QUOTED PASSAGE.

──────────

Access control & IDOR: “it’s just an id”

IDOR is when a user can guess/iterate identifiers and read or mutate someone else’s data.

Common causes:

  • checking “logged in” instead of ownership/role;
  • auth exists in the UI but not on the API;
  • “admin” behavior controlled by a request parameter.

Mitigations:

  • Policies/gates for each resource and action.
  • For multi-tenant apps, always filter by tenant_id/account_id at the query level.
  • Don’t rely on “hiding” as security.
  • Audit logs for sensitive reads and writes.

Example idea: prefer auth()->user()->orders()->findOrFail($id) over Order::findOrFail($id).


File uploads & path: uploads, traversal, nearby RCE

Uploads are a classic “RCE next door” area.

What to enforce

  • validate content, not just extension; browser MIME is untrusted;
  • limits on size and count;
  • store outside web-root; serve via a controller or a dedicated domain/CDN;
  • random filenames (don’t trust original names as paths);
  • disable execution in upload directories at the web server level.

──────────

[Page layout parsing records]
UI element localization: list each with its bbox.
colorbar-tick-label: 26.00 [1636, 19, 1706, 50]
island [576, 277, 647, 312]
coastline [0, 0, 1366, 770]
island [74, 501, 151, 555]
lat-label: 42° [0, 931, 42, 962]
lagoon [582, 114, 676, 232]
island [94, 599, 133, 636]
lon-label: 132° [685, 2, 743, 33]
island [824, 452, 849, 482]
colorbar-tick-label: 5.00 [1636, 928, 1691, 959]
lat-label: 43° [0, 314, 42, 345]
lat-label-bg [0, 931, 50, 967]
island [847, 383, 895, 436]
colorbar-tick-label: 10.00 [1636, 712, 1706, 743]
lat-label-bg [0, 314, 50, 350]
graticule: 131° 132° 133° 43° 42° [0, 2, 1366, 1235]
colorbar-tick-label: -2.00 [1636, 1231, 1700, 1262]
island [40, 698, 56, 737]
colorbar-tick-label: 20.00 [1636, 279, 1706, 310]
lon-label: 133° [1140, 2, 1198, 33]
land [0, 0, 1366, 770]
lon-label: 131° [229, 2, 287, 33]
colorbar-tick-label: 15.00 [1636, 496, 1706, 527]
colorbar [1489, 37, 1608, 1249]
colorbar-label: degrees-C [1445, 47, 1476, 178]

──────────

QUESTIONS TO ANSWER.
A. Answer these questions from the security excerpt, one answer per line, marked the same way:
(i) In multi-tenant apps, what should queries always filter by?
(ii) What call does the example idea recommend over Order::findOrFail($id)?
(iii) Where should uploaded files be stored?
B. Copy everything in the security excerpt from "Access control &" down to "resource and action.", word for word.
These records are separate material, unconnected to the security excerpt.

RESPONSES BY ITEM NUMBER.
A.
(i) tenant_id/account_id, at the query level
(ii) auth()->user()->orders()->findOrFail($id)
(iii) Outside web-root

B.
Access control & IDOR: “it’s just an id”

IDOR is when a user can guess/iterate identifiers and read or mutate someone else’s data.

Common causes:

  • checking “logged in” instead of ownership/role;
  • auth exists in the UI but not on the API;
  • “admin” behavior controlled by a request parameter.

Mitigations:

  • Policies/gates for each resource and action.